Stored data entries
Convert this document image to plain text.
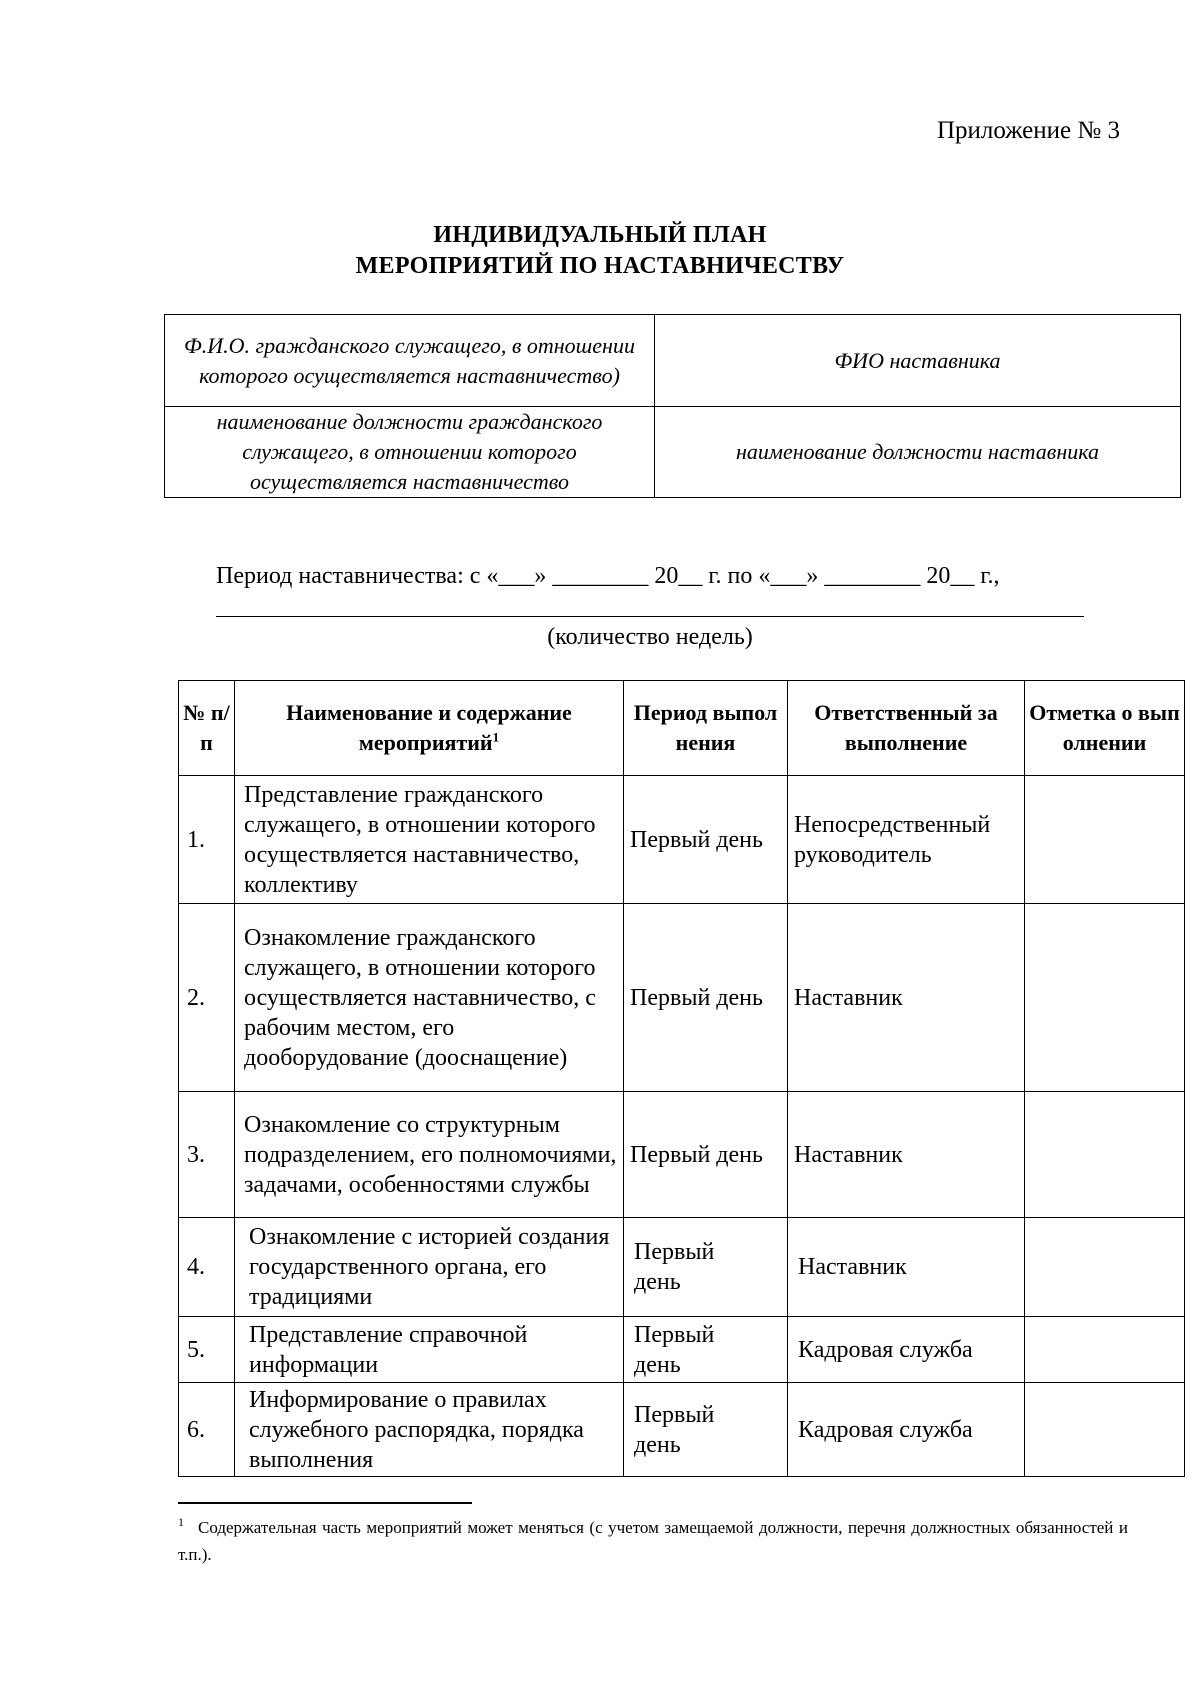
Приложение № 3
ИНДИВИДУАЛЬНЫЙ ПЛАН
МЕРОПРИЯТИЙ ПО НАСТАВНИЧЕСТВУ
Ф.И.О. гражданского служащего, в отношении которого осуществляется наставничество)	ФИО наставника
наименование должности гражданского служащего, в отношении которого осуществляется наставничество	наименование должности наставника
Период наставничества: с «___» ________ 20__ г. по «___» ________ 20__ г.,
(количество недель)
№ п/п	Наименование и содержание мероприятий$^1$	Период выполнения	Ответственный за выполнение	Отметка о выполнении
1.	Представление гражданского служащего, в отношении которого осуществляется наставничество, коллективу	Первый день	Непосредственный руководитель	
2.	Ознакомление гражданского служащего, в отношении которого осуществляется наставничество, с рабочим местом, его дооборудование (дооснащение)	Первый день	Наставник	
3.	Ознакомление со структурным подразделением, его полномочиями, задачами, особенностями службы	Первый день	Наставник	
4.	Ознакомление с историей создания государственного органа, его традициями	Первый день	Наставник	
5.	Представление справочной информации	Первый день	Кадровая служба	
6.	Информирование о правилах служебного распорядка, порядка выполнения	Первый день	Кадровая служба	
$^1$ Содержательная часть мероприятий может меняться (с учетом замещаемой должности, перечня должностных обязанностей и т.п.).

### Task prompt
Return only the number of lines in the data above that include the word "наставника".

### Complete answer
2